EXERCISE INSTRUCTIONS:
Can you restate the records below word for word?
*****
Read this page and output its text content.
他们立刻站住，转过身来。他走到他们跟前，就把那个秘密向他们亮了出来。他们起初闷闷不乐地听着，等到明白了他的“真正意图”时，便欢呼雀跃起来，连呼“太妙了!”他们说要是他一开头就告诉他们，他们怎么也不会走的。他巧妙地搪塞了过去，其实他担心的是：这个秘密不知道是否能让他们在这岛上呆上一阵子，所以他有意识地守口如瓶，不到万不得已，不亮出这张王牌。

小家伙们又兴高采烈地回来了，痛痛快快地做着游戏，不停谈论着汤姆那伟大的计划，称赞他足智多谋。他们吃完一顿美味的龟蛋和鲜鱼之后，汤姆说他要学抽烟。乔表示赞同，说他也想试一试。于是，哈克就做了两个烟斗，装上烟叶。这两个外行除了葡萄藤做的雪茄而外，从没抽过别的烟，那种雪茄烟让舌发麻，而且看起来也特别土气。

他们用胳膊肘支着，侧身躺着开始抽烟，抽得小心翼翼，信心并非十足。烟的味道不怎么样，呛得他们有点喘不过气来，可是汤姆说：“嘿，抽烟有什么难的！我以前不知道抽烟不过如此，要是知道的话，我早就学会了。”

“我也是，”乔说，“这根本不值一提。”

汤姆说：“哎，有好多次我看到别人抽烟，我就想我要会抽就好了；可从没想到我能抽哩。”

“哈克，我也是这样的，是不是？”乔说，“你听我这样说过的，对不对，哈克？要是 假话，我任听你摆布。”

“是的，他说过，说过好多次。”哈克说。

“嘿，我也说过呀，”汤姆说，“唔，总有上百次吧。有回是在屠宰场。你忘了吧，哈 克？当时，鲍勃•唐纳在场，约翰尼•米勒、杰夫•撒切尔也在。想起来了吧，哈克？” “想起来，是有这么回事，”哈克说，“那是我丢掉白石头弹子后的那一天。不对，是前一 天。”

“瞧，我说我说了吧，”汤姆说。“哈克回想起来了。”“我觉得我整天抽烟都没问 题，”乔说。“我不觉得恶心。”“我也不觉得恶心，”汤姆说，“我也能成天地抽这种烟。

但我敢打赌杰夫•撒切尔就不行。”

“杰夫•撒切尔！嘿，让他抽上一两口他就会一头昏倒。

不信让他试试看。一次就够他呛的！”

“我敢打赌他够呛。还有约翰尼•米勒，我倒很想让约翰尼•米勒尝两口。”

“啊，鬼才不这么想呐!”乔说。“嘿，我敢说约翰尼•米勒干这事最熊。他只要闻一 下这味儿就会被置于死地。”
*****
EXERCISE ANSWER:
Read this page and output its text content.
他们立刻站住，转过身来。他走到他们跟前，就把那个秘密向他们亮了出来。他们起初闷闷不乐地听着，等到明白了他的“真正意图”时，便欢呼雀跃起来，连呼“太妙了!”他们说要是他一开头就告诉他们，他们怎么也不会走的。他巧妙地搪塞了过去，其实他担心的是：这个秘密不知道是否能让他们在这岛上呆上一阵子，所以他有意识地守口如瓶，不到万不得已，不亮出这张王牌。

小家伙们又兴高采烈地回来了，痛痛快快地做着游戏，不停谈论着汤姆那伟大的计划，称赞他足智多谋。他们吃完一顿美味的龟蛋和鲜鱼之后，汤姆说他要学抽烟。乔表示赞同，说他也想试一试。于是，哈克就做了两个烟斗，装上烟叶。这两个外行除了葡萄藤做的雪茄而外，从没抽过别的烟，那种雪茄烟让舌发麻，而且看起来也特别土气。

他们用胳膊肘支着，侧身躺着开始抽烟，抽得小心翼翼，信心并非十足。烟的味道不怎么样，呛得他们有点喘不过气来，可是汤姆说：“嘿，抽烟有什么难的！我以前不知道抽烟不过如此，要是知道的话，我早就学会了。”

“我也是，”乔说，“这根本不值一提。”

汤姆说：“哎，有好多次我看到别人抽烟，我就想我要会抽就好了；可从没想到我能抽哩。”

“哈克，我也是这样的，是不是？”乔说，“你听我这样说过的，对不对，哈克？要是 假话，我任听你摆布。”

“是的，他说过，说过好多次。”哈克说。

“嘿，我也说过呀，”汤姆说，“唔，总有上百次吧。有回是在屠宰场。你忘了吧，哈 克？当时，鲍勃•唐纳在场，约翰尼•米勒、杰夫•撒切尔也在。想起来了吧，哈克？” “想起来，是有这么回事，”哈克说，“那是我丢掉白石头弹子后的那一天。不对，是前一 天。”

“瞧，我说我说了吧，”汤姆说。“哈克回想起来了。”“我觉得我整天抽烟都没问 题，”乔说。“我不觉得恶心。”“我也不觉得恶心，”汤姆说，“我也能成天地抽这种烟。

但我敢打赌杰夫•撒切尔就不行。”

“杰夫•撒切尔！嘿，让他抽上一两口他就会一头昏倒。

不信让他试试看。一次就够他呛的！”

“我敢打赌他够呛。还有约翰尼•米勒，我倒很想让约翰尼•米勒尝两口。”

“啊，鬼才不这么想呐!”乔说。“嘿，我敢说约翰尼•米勒干这事最熊。他只要闻一 下这味儿就会被置于死地。”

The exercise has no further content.